### STATED EXERCISE 1
Reproduce the passage about keeping things casual with pets word for word, starting at "One option is" and ending at "two (described below).".
### STATED EXERCISE 2
Carry on the passage about keeping things casual with pets from the point where it stops.

### EXCERPT PROVIDED
==*==
One option is to communicate very carefully with your pets about the fact that what you're doing with them is casual. Tell them that you are looking for an IRL mate, and that if you found one you'd likely have to stop playing with them if your mate were not okay with it. If you go this route, you'll need to remain vigilant against either you or your pets developing feelings. If one of you does develop deeper feelings, you'd need to end the connection to avoid feelings from deepening and either you or them getting badly hurt down the line, or you'd need to shift to option two (described below).
==*==
### DATA RECORDS

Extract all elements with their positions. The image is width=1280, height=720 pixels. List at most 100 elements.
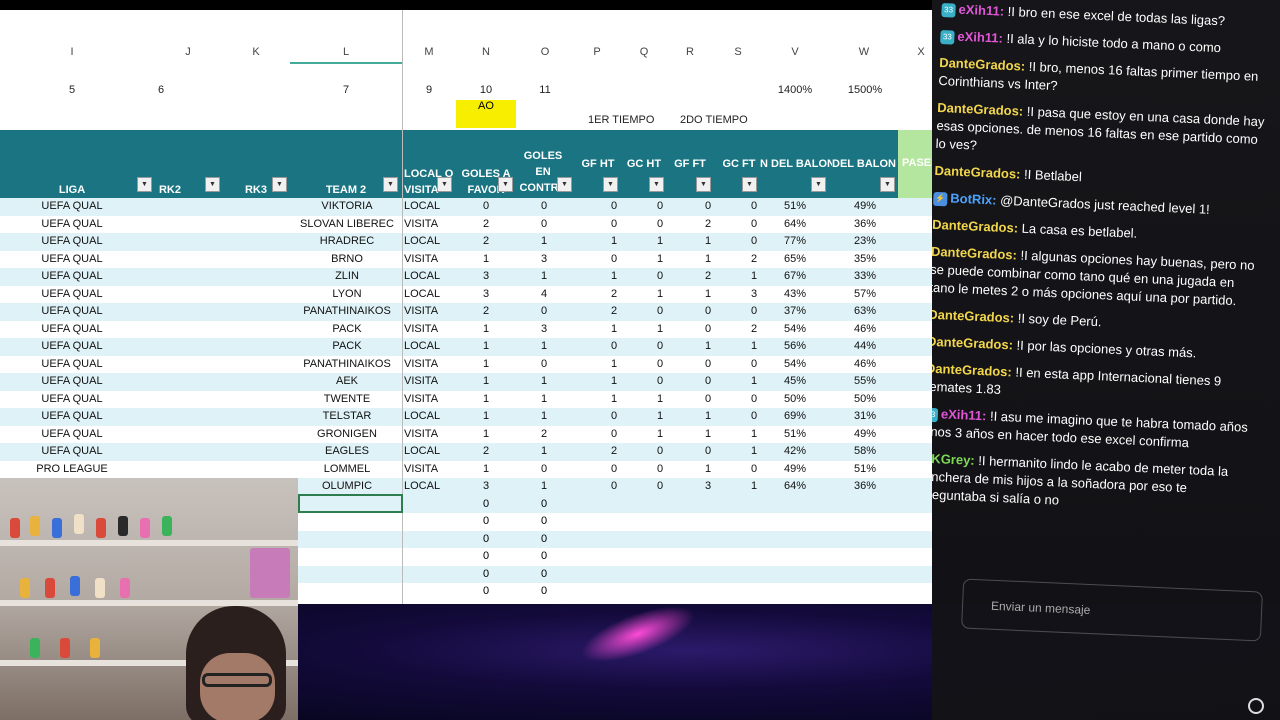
chat-username[interactable]: DanteGrados [932,244,1013,263]
table-cell[interactable]: LOCAL [404,410,454,422]
table-cell[interactable]: 0 [466,498,506,510]
col-header-p[interactable]: P [587,46,607,64]
table-cell[interactable]: 1 [734,375,774,387]
chat-username[interactable]: DanteGrados [932,217,1014,236]
col-header-l[interactable]: L [290,46,402,64]
table-row[interactable]: 00 [298,530,932,548]
table-cell[interactable]: 0 [688,375,728,387]
table-cell[interactable]: 1 [524,375,564,387]
table-cell[interactable]: AEK [296,375,398,387]
table-cell[interactable]: 1 [640,393,680,405]
table-cell[interactable]: 0 [640,305,680,317]
table-cell[interactable]: VISITA [404,428,454,440]
table-cell[interactable]: 44% [840,340,890,352]
table-row[interactable]: UEFA QUAL BRNO VISITA 1 3 0 1 1 2 65% 35% [0,250,932,268]
table-cell[interactable]: 77% [770,235,820,247]
table-cell[interactable]: VISITA [404,218,454,230]
table-cell[interactable]: 0 [466,585,506,597]
table-cell[interactable]: 3 [688,480,728,492]
table-cell[interactable]: 0 [466,533,506,545]
table-cell[interactable]: 3 [734,288,774,300]
table-cell[interactable]: LOCAL [404,200,454,212]
filter-dropdown-icon[interactable]: ▼ [880,177,895,192]
table-row[interactable]: UEFA QUAL AEK VISITA 1 1 1 0 0 1 45% 55% [0,373,932,391]
table-cell[interactable]: 0 [640,270,680,282]
table-cell[interactable]: 0 [734,200,774,212]
table-cell[interactable]: 1 [466,463,506,475]
table-row[interactable]: 00 [298,565,932,583]
table-cell[interactable]: 51% [840,463,890,475]
table-cell[interactable]: UEFA QUAL [10,428,134,440]
table-cell[interactable]: LOCAL [404,270,454,282]
col-header-v[interactable]: V [785,46,805,64]
table-cell[interactable]: UEFA QUAL [10,305,134,317]
table-cell[interactable]: UEFA QUAL [10,358,134,370]
table-cell[interactable]: 3 [524,253,564,265]
table-cell[interactable]: 0 [640,480,680,492]
chat-username[interactable]: DanteGrados [939,55,1021,74]
table-cell[interactable]: 1 [688,340,728,352]
table-cell[interactable]: 1 [524,270,564,282]
table-cell[interactable]: 50% [840,393,890,405]
table-cell[interactable]: 0 [524,568,564,580]
table-cell[interactable]: 3 [466,270,506,282]
table-cell[interactable]: HRADREC [296,235,398,247]
table-cell[interactable]: 1 [688,288,728,300]
table-cell[interactable]: 0 [594,200,634,212]
chat-username[interactable]: BotRix [950,191,993,208]
table-cell[interactable]: GRONIGEN [296,428,398,440]
col-header-i[interactable]: I [62,46,82,64]
table-cell[interactable]: VISITA [404,463,454,475]
table-row[interactable]: PRO LEAGUE LOMMEL VISITA 1 0 0 0 1 0 49% 51% [0,460,932,478]
table-cell[interactable]: 57% [840,288,890,300]
filter-dropdown-icon[interactable]: ▼ [603,177,618,192]
table-cell[interactable]: 46% [840,323,890,335]
number-cell[interactable]: 7 [336,84,356,96]
table-cell[interactable]: LOCAL [404,288,454,300]
table-row[interactable]: 00 [298,513,932,531]
table-cell[interactable]: 1 [688,463,728,475]
filter-dropdown-icon[interactable]: ▼ [742,177,757,192]
table-cell[interactable]: EAGLES [296,445,398,457]
table-cell[interactable]: 0 [640,358,680,370]
filter-dropdown-icon[interactable]: ▼ [811,177,826,192]
table-cell[interactable]: 31% [840,410,890,422]
table-cell[interactable]: OLUMPIC [296,480,398,492]
table-cell[interactable]: 1 [688,428,728,440]
table-cell[interactable]: 46% [840,358,890,370]
table-cell[interactable]: 1 [640,288,680,300]
table-cell[interactable]: 0 [688,358,728,370]
table-cell[interactable]: 0 [640,445,680,457]
table-cell[interactable]: 2 [594,288,634,300]
filter-dropdown-icon[interactable]: ▼ [205,177,220,192]
filter-dropdown-icon[interactable]: ▼ [557,177,572,192]
col-header-m[interactable]: M [419,46,439,64]
table-cell[interactable]: 0 [640,200,680,212]
table-cell[interactable]: 0 [640,218,680,230]
table-row[interactable]: UEFA QUAL ZLIN LOCAL 3 1 1 0 2 1 67% 33% [0,268,932,286]
table-cell[interactable]: 0 [524,585,564,597]
number-cell[interactable]: 6 [151,84,171,96]
table-cell[interactable]: 1 [594,323,634,335]
chat-username[interactable]: DKGrey [932,451,971,468]
table-cell[interactable]: 1 [466,253,506,265]
table-cell[interactable]: 49% [770,463,820,475]
table-cell[interactable]: UEFA QUAL [10,410,134,422]
table-cell[interactable]: 0 [594,218,634,230]
table-cell[interactable]: UEFA QUAL [10,340,134,352]
table-cell[interactable]: VISITA [404,358,454,370]
table-row[interactable]: UEFA QUAL PANATHINAIKOS VISITA 1 0 1 0 0 0 54% 46% [0,355,932,373]
table-cell[interactable]: ZLIN [296,270,398,282]
table-cell[interactable]: 1 [594,358,634,370]
table-cell[interactable]: 0 [524,358,564,370]
col-header-q[interactable]: Q [634,46,654,64]
table-cell[interactable]: 1 [640,235,680,247]
table-cell[interactable]: 0 [640,463,680,475]
filter-dropdown-icon[interactable]: ▼ [137,177,152,192]
table-cell[interactable]: 0 [688,200,728,212]
table-cell[interactable]: UEFA QUAL [10,288,134,300]
table-cell[interactable]: 0 [688,445,728,457]
table-cell[interactable]: 0 [734,218,774,230]
table-cell[interactable]: 2 [466,235,506,247]
table-cell[interactable]: PACK [296,340,398,352]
==*==
### ANSWER 1
One option is to communicate very carefully with your pets about the fact that what you're doing with them is casual. Tell them that you are looking for an IRL mate, and that if you found one you'd likely have to stop playing with them if your mate were not okay with it. If you go this route, you'll need to remain vigilant against either you or your pets developing feelings. If one of you does develop deeper feelings, you'd need to end the connection to avoid feelings from deepening and either you or them getting badly hurt down the line, or you'd need to shift to option two (described below).

### ANSWER 2
The second option is to be committed to your online pets. In this scenario, you'd need to disclose the existence of your pets to a prospective mate relatively early on in your relationship. Explain to your new mate that you have existing commitments to online partners that you are not able to end simply because you are entering into a committed relationship. In this scenario, you maintaining your connections with your existing online pets would be an accommodation that your new mate would have to make in order to be with you, a cost of admission he or she would have to pay. Now, you could certainly explain to your mate that he or she would be your priority, that you won't be stealing time from him or her to do things with your pets, and that those relationships aren't likely to last forever. In this situation, it would also be quite reasonable for your mate to ask you to take no new pets, allowing your existing relationships to play themselves out and wind down, with a commitment from you that you won't seek outside connections any longer and that your relationship will trend towards closed monogamy. You should of course disclose to your pets the nature of this arrangement so that everyone is on the same page and able to give full, enthusiastic, informed consent to whatever time, energy, and emotions they choose to invest in you.

Hope that helps, and best of luck! Please let us know if you have any further questions by reaching out to us via our contact page.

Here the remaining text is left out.